**Directions for this task:** Wherever "Calibration" appears in a line, list that line.

**Stored rows:**

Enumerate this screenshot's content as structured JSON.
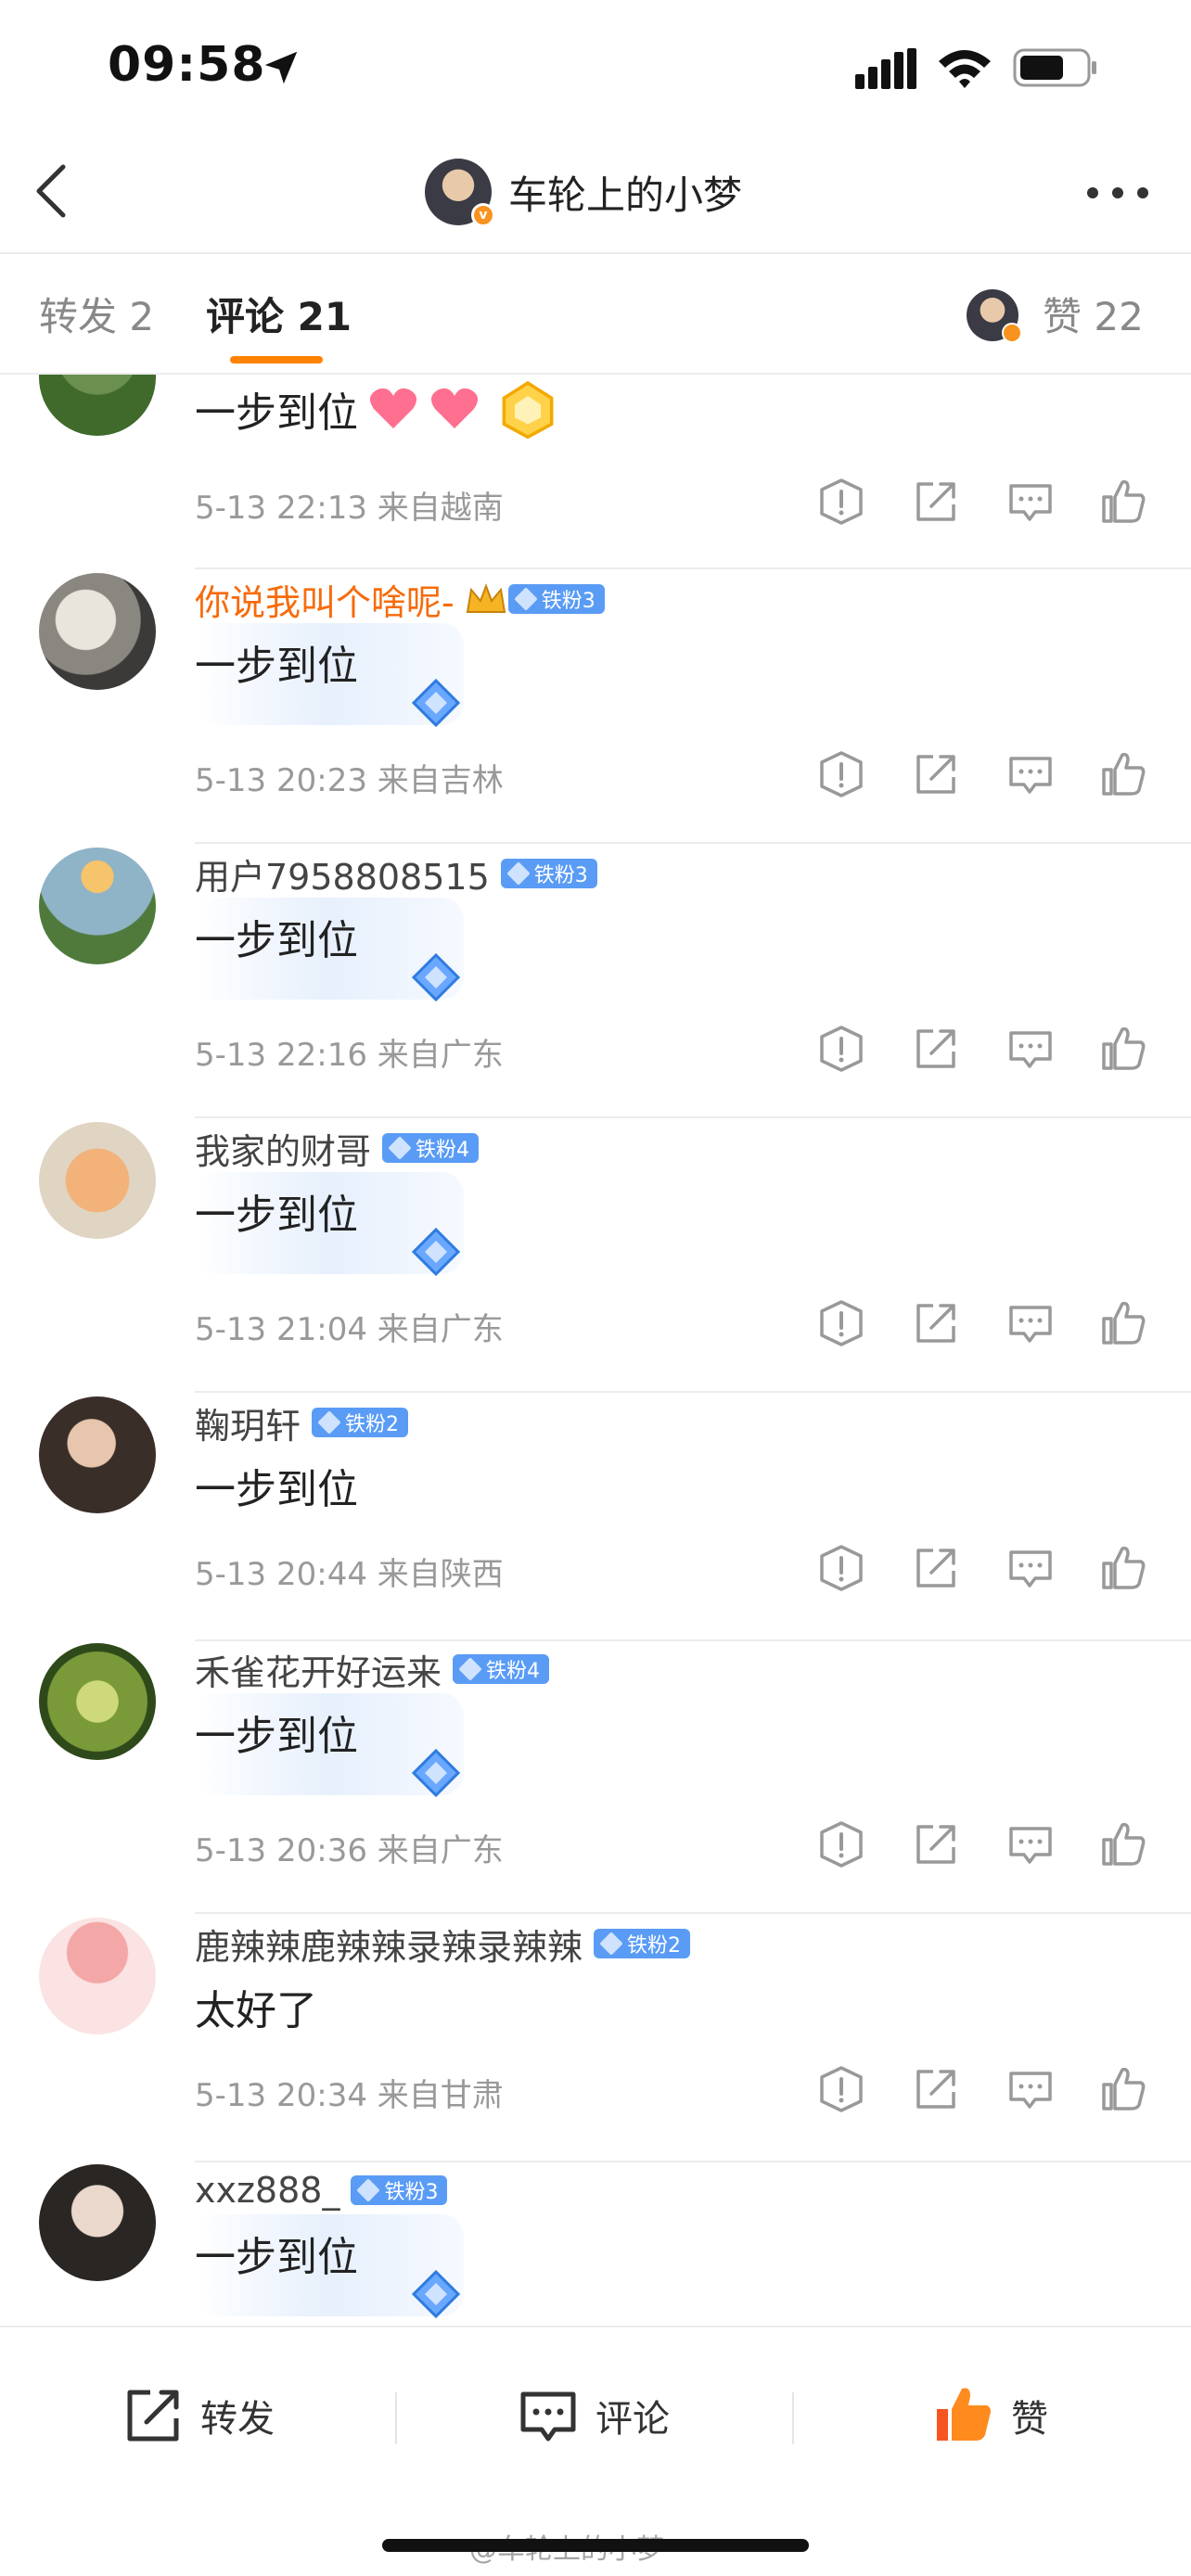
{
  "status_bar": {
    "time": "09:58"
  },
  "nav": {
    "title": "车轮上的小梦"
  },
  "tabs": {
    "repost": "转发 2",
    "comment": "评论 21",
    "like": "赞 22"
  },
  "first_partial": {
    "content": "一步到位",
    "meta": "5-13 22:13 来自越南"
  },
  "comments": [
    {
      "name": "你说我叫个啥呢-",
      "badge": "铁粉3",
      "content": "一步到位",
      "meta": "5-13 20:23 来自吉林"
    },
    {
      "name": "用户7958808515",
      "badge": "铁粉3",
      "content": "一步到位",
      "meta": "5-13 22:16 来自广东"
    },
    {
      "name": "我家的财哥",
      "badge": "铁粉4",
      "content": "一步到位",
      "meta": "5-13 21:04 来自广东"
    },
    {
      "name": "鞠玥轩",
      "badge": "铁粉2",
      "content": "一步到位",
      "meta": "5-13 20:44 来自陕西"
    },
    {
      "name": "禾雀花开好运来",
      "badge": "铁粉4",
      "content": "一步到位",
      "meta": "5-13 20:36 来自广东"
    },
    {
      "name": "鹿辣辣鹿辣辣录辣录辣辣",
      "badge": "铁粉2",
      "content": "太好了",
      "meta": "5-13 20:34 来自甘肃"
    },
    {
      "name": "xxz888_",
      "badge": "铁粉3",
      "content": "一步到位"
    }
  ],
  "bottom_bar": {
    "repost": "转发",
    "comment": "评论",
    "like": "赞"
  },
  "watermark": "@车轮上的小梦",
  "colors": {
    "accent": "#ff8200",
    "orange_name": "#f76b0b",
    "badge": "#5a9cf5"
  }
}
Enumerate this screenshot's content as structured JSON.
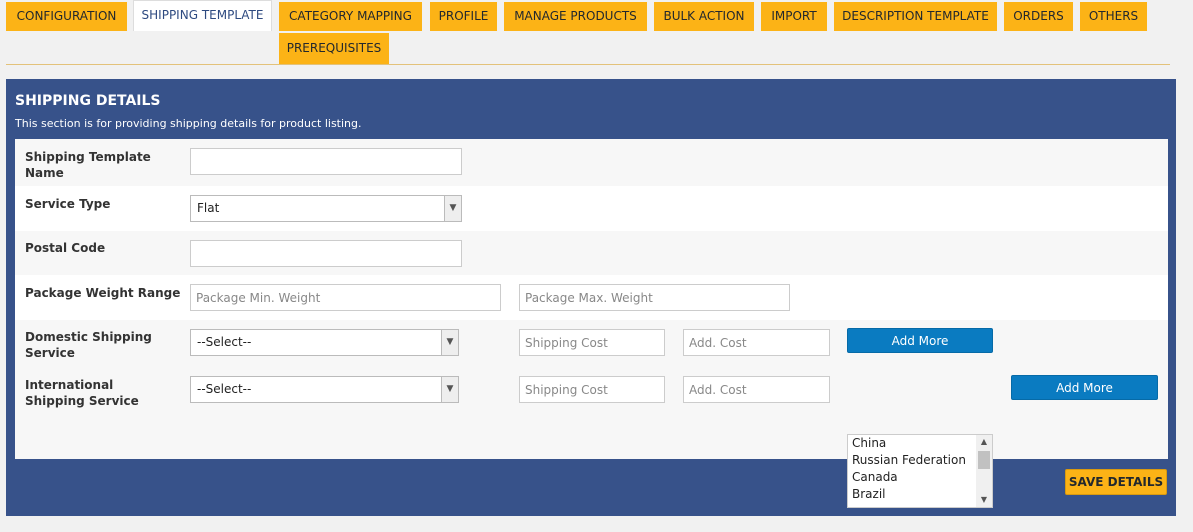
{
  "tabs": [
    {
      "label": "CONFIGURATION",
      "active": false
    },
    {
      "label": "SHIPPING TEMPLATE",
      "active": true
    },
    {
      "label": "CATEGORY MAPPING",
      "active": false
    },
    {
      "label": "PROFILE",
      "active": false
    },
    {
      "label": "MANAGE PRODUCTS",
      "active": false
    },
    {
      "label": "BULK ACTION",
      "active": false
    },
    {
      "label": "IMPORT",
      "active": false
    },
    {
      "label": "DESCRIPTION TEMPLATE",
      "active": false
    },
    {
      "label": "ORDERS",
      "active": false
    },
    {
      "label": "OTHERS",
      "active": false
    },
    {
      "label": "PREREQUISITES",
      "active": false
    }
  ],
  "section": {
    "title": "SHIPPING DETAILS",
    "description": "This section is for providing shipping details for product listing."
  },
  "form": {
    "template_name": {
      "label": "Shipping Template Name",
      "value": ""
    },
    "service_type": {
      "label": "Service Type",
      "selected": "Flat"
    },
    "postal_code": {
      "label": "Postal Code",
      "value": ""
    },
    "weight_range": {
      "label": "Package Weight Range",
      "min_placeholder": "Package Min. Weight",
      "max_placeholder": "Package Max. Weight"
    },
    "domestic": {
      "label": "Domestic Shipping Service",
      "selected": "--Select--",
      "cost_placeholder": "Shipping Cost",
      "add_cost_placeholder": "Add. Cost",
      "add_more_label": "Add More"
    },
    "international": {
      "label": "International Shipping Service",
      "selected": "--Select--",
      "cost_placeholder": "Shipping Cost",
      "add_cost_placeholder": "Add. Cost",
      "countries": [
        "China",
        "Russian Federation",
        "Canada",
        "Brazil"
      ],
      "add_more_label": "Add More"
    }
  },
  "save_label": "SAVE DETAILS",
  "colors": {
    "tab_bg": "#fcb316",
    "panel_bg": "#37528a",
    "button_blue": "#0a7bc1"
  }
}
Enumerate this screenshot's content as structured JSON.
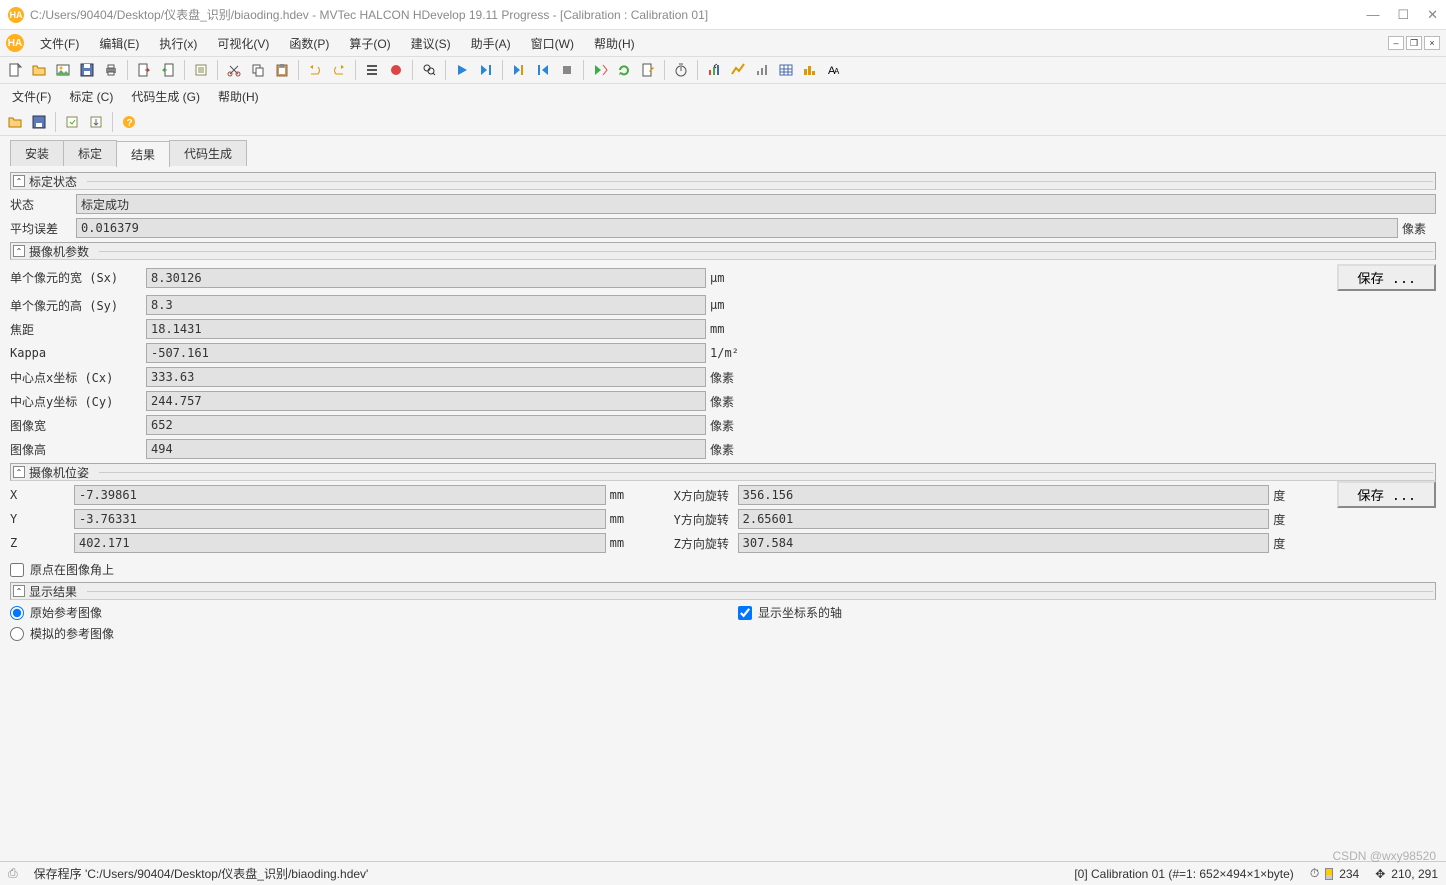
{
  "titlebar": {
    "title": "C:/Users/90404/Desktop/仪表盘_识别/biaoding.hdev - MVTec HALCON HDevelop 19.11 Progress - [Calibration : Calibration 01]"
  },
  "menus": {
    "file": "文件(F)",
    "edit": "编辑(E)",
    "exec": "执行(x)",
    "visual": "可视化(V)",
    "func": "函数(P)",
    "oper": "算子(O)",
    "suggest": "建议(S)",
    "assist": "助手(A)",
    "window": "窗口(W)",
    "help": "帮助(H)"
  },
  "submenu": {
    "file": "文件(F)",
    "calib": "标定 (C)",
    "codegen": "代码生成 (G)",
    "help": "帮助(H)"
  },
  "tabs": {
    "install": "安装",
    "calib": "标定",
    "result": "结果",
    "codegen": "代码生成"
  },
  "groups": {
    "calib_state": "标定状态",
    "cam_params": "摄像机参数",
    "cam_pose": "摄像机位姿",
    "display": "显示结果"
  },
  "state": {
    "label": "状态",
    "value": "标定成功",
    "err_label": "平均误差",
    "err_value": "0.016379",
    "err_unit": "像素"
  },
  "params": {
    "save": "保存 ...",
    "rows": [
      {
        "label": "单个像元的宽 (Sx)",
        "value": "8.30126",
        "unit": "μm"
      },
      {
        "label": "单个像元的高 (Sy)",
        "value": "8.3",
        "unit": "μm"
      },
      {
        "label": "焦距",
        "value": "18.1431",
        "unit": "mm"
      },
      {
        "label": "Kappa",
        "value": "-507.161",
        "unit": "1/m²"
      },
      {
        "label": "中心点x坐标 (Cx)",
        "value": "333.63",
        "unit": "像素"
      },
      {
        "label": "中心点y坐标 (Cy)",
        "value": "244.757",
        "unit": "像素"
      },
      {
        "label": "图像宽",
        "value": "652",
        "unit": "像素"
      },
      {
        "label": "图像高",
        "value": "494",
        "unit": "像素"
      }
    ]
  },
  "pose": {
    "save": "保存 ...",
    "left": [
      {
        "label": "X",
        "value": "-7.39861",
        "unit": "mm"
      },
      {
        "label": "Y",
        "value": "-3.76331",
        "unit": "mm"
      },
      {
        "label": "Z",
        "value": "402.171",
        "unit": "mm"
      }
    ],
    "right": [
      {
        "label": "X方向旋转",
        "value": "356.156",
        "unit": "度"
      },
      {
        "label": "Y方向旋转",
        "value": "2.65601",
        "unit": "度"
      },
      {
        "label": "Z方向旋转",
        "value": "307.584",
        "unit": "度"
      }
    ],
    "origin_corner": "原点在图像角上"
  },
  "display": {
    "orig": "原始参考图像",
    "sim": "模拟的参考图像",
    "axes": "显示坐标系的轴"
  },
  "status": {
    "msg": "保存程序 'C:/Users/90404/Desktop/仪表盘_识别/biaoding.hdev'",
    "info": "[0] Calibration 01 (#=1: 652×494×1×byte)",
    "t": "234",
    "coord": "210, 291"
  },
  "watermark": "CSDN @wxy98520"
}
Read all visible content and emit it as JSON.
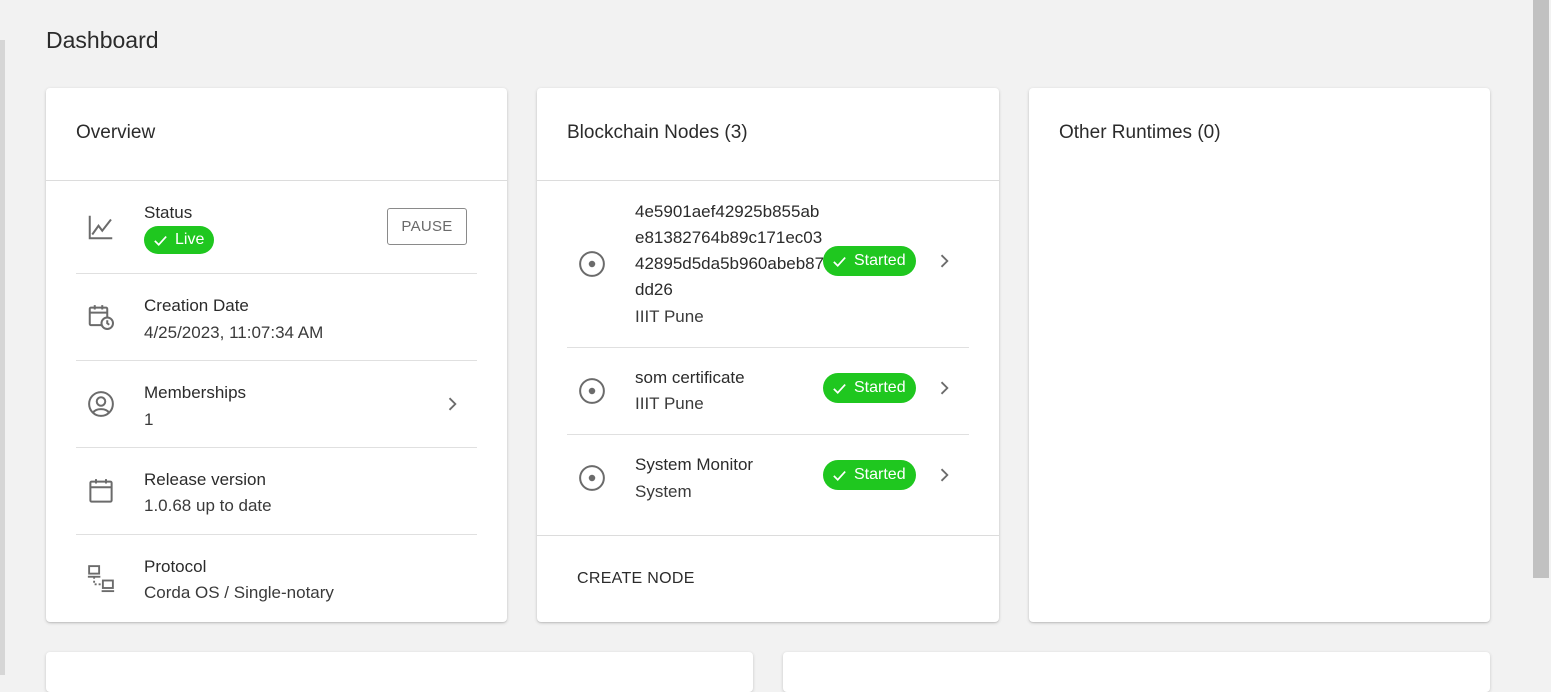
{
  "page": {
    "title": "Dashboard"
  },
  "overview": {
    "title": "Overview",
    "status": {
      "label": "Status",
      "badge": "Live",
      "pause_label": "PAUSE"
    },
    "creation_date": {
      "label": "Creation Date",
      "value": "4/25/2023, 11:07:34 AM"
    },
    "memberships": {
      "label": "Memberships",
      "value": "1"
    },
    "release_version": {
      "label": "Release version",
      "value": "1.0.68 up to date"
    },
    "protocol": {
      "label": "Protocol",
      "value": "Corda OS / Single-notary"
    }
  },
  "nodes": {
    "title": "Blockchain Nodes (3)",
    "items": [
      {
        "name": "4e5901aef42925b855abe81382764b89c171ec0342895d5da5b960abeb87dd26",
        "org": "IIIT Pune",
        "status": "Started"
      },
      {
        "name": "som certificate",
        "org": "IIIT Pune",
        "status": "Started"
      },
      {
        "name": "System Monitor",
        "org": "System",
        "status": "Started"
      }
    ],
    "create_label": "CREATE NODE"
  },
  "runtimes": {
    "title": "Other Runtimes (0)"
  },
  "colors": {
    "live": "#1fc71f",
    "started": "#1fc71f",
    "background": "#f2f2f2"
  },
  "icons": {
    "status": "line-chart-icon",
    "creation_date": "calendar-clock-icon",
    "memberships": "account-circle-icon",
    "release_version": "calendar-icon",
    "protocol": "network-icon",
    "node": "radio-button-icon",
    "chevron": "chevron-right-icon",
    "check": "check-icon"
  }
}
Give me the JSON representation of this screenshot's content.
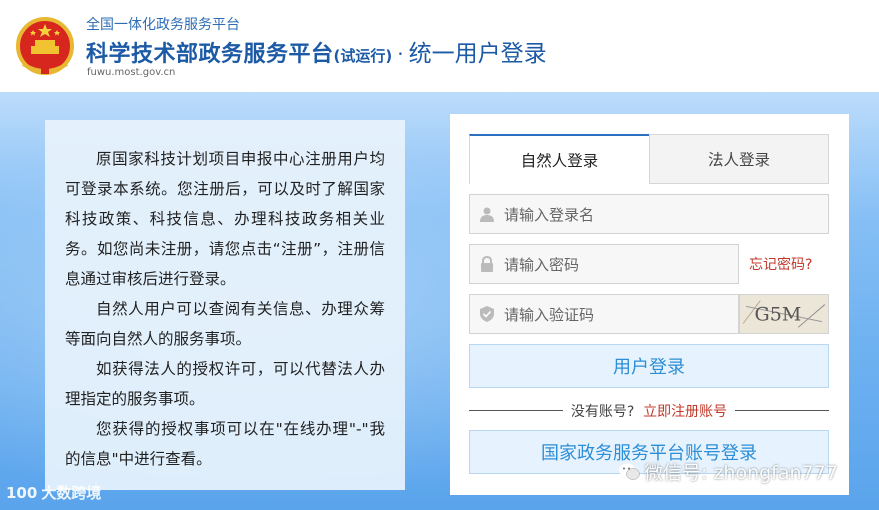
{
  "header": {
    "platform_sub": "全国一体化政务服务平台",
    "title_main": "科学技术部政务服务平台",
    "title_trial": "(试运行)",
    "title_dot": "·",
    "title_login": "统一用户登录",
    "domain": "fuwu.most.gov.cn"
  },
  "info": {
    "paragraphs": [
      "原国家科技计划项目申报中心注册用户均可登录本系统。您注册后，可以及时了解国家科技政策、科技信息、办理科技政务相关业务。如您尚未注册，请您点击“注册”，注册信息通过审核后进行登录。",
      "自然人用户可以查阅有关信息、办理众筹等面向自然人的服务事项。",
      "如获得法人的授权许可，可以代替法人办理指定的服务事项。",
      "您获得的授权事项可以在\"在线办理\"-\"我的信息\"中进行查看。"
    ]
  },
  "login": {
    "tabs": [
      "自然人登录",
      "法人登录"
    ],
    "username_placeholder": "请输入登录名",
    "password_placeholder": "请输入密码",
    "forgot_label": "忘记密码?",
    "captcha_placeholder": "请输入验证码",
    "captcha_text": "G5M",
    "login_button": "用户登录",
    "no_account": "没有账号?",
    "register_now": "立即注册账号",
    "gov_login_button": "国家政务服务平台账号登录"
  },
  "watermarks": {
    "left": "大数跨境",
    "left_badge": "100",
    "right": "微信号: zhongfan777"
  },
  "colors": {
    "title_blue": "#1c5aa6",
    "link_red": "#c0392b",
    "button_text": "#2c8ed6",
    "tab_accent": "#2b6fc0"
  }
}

**Answer to the problem:**
    "title": "C:/Users/90404/Desktop/仪表盘_识别/biaoding.hdev - MVTec HALCON HDevelop 19.11 Progress - [Calibration : Calibration 01]"
    "info": "[0] Calibration 01 (#=1: 652×494×1×byte)",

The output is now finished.